EXERCISE DETAILS:
Pick out the lines below with "text" and list them.

DATA ROWS:
— start —
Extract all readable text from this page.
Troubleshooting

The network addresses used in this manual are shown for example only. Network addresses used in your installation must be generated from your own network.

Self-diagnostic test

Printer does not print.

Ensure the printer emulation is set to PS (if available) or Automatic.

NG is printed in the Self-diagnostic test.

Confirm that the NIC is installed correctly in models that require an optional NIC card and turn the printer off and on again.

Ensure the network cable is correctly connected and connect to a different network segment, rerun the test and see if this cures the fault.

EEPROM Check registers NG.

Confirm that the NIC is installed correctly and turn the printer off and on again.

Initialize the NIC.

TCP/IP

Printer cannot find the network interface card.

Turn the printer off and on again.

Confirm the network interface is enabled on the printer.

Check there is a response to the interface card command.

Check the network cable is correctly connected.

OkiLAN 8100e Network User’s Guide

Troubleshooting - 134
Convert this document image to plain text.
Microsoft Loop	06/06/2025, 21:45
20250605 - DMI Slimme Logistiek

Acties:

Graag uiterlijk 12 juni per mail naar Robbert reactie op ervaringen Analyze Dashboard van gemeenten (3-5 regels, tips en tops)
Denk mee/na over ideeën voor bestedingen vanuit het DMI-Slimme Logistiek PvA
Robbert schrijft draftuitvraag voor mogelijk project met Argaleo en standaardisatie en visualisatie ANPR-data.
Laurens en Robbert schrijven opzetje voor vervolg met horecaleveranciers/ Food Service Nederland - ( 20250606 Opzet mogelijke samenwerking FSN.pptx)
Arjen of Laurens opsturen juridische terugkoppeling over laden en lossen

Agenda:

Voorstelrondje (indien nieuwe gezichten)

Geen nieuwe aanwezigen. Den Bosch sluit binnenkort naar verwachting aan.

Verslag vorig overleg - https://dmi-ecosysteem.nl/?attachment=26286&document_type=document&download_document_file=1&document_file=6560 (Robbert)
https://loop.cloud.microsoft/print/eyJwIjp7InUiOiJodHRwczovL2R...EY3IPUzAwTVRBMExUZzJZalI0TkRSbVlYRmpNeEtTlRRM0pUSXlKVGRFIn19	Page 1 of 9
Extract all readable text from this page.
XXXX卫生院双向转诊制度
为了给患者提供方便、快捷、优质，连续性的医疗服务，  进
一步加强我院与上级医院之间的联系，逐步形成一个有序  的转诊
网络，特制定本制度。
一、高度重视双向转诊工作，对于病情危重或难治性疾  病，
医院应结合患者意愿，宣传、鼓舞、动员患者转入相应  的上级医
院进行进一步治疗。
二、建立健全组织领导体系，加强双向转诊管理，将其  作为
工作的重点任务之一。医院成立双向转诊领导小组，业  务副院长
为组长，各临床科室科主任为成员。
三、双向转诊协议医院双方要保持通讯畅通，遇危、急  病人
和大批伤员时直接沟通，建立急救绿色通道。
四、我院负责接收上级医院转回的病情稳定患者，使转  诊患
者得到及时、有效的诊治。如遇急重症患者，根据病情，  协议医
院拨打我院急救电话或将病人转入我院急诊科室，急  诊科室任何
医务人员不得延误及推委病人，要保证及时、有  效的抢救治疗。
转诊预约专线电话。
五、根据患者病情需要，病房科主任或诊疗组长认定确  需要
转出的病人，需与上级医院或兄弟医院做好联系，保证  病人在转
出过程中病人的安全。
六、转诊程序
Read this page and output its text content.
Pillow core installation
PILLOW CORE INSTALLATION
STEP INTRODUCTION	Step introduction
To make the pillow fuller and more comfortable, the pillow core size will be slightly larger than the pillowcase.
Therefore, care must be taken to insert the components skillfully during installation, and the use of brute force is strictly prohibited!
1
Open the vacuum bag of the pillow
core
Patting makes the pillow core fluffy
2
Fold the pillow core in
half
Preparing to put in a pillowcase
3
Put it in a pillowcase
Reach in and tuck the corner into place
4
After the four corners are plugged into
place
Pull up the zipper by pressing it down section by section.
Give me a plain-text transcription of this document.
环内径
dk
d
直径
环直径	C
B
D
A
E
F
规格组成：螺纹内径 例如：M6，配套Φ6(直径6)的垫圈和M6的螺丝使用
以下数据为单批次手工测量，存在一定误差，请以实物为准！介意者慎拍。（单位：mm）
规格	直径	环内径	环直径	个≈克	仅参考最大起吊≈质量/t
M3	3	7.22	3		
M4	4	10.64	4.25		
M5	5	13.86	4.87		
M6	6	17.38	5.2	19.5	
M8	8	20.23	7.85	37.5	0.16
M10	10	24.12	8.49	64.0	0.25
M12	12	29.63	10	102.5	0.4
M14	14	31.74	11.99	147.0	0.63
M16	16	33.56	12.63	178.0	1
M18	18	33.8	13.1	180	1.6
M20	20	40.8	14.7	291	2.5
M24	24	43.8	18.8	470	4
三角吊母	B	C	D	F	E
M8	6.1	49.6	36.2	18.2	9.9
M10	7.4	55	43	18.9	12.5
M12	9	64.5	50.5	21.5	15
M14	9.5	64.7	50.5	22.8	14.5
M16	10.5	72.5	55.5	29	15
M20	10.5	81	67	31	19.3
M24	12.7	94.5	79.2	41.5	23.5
— end —
SOLUTION FOR THIS EXERCISE:
Extract all readable text from this page.
Convert this document image to plain text.
Extract all readable text from this page.
Read this page and output its text content.
Give me a plain-text transcription of this document.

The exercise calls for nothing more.